## [Reading text]
=-=-=

Eddie Råbock (born Jonas Mohamed Omar; 7 June 1976) is a Swedish essayist, poet and literary critic of Swedish-Iranian origin. Råbock is the author of three collections of poetry. He was the editor of the Muslim journal Minaret from 2006 to 2008.

Career and controversial turns
Råbock had a very promising and popular career at first, as a well-liked progressive writer and poet. He was a progressive Muslim who opposed islamism.

Then in 2009, as a reaction to, and becoming emotionally upset about, Israeli strikes against the Gaza Strip he began describing himself as a "radical Muslim" and supporter of the Shia Islamist movements Hamas and Hezbollah, seeing the late Iranian leader Ruhollah Khomeini as a role model for Islamist resistance movements. He organized an anti-Israeli protest at Sergels torg in Stockholm on September 20, 2009 at Al'Quds day in which leading figures from the neo-Nazi organization Nordisk Ungdom attended and both Arabic, Iranian and Swedish attendees did Hitler salutes. He also befriended and interviewed Ahmed Rami, owner of the webpage and former radio show Radio Islam, who was convicted for hate speech against Jews in Sweden, and who denies the Holocaust openly. Rami's anti-semitic books was distributed by the neo-Nazi party Nationalsocialistisk Front. Råbock's statements during this period includes both homophobic rhetoric and racist statements.

=-=-=

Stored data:
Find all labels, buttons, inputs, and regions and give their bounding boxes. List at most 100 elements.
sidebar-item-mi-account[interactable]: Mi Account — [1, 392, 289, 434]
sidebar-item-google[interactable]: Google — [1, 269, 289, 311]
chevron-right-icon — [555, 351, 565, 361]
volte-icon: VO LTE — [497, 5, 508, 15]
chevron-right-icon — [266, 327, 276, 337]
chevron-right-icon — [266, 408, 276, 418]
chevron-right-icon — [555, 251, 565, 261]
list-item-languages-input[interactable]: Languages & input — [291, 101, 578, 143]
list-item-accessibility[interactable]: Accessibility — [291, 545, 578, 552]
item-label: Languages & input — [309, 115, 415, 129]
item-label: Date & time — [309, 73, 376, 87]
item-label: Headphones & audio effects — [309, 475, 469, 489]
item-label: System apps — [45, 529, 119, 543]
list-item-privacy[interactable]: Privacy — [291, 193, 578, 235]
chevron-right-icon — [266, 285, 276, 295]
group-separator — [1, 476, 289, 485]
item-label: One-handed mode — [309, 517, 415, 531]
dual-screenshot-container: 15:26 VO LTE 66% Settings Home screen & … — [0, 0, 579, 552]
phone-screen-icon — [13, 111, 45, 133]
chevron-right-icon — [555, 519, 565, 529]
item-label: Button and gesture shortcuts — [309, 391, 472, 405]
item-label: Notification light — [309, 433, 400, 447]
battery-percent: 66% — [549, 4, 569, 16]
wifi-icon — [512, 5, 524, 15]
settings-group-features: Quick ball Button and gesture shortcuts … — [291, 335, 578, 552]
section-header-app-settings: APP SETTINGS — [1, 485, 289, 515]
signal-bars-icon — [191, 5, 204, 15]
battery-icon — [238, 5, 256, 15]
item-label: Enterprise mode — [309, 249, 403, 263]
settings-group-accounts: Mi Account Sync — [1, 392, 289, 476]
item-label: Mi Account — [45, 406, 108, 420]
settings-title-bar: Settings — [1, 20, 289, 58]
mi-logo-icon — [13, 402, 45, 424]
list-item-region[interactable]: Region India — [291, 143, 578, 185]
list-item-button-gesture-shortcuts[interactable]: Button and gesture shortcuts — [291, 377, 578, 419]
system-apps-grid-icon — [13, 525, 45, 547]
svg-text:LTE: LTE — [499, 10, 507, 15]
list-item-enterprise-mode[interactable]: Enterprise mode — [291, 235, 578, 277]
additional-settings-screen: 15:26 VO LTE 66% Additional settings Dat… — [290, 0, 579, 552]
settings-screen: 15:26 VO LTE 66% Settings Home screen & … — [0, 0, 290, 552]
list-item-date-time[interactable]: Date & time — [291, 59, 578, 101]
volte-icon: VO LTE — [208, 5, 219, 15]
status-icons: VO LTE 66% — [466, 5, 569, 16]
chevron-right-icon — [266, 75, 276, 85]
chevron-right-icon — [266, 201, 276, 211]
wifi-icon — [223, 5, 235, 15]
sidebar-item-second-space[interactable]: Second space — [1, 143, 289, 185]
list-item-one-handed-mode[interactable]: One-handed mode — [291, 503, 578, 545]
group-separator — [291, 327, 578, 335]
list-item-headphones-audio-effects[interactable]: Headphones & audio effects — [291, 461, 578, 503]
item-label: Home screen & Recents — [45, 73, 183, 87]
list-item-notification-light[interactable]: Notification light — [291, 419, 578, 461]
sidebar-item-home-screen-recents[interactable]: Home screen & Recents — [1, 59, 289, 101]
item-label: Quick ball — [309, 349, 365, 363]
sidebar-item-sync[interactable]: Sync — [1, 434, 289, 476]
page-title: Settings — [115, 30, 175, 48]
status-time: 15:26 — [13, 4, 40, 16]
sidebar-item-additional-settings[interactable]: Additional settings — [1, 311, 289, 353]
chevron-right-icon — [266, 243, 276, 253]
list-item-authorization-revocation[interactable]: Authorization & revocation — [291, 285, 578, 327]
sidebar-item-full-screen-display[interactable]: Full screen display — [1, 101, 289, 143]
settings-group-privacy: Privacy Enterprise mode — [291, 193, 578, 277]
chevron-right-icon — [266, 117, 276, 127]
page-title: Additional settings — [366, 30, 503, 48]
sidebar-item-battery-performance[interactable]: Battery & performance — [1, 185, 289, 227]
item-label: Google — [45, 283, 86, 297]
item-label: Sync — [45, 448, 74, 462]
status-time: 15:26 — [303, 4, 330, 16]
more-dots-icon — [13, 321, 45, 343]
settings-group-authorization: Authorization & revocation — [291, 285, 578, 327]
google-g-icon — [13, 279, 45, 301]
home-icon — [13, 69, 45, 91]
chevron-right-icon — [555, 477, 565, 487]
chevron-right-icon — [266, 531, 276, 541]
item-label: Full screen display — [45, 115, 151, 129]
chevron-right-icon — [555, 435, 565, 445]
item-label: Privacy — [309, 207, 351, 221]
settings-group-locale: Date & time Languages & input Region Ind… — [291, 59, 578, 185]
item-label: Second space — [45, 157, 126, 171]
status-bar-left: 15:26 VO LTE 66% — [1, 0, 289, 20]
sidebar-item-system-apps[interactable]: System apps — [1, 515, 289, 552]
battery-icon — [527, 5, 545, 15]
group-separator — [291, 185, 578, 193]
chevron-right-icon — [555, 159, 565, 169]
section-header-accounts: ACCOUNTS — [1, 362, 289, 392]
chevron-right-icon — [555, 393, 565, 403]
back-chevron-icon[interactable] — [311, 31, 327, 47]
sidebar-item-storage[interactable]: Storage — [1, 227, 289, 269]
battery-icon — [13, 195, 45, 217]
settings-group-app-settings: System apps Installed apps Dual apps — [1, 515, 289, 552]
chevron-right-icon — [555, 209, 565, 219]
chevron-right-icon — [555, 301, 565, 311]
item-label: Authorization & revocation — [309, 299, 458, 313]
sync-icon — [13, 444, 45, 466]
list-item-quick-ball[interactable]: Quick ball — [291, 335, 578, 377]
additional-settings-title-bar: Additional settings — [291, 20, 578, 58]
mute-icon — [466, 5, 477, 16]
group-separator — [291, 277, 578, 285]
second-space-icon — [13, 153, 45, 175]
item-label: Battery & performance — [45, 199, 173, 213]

=-=-=

## [Requests]
1. According to the text on Eddie Råbock, which journal did he edit from 2006 to 2008?
2. Rewrite the records from their start through the line containing "list-item-accessibility[interactable]: Accessibility —", changing "chevron-right-icon" to "arrow-right-icon" and leaving everything else unchanged.

## [List of solutions]
1. He edited the Muslim journal Minaret.

2.
Find all labels, buttons, inputs, and regions and give their bounding boxes. List at most 100 elements.
sidebar-item-mi-account[interactable]: Mi Account — [1, 392, 289, 434]
sidebar-item-google[interactable]: Google — [1, 269, 289, 311]
arrow-right-icon — [555, 351, 565, 361]
volte-icon: VO LTE — [497, 5, 508, 15]
arrow-right-icon — [266, 327, 276, 337]
arrow-right-icon — [266, 408, 276, 418]
arrow-right-icon — [555, 251, 565, 261]
list-item-languages-input[interactable]: Languages & input — [291, 101, 578, 143]
list-item-accessibility[interactable]: Accessibility — [291, 545, 578, 552]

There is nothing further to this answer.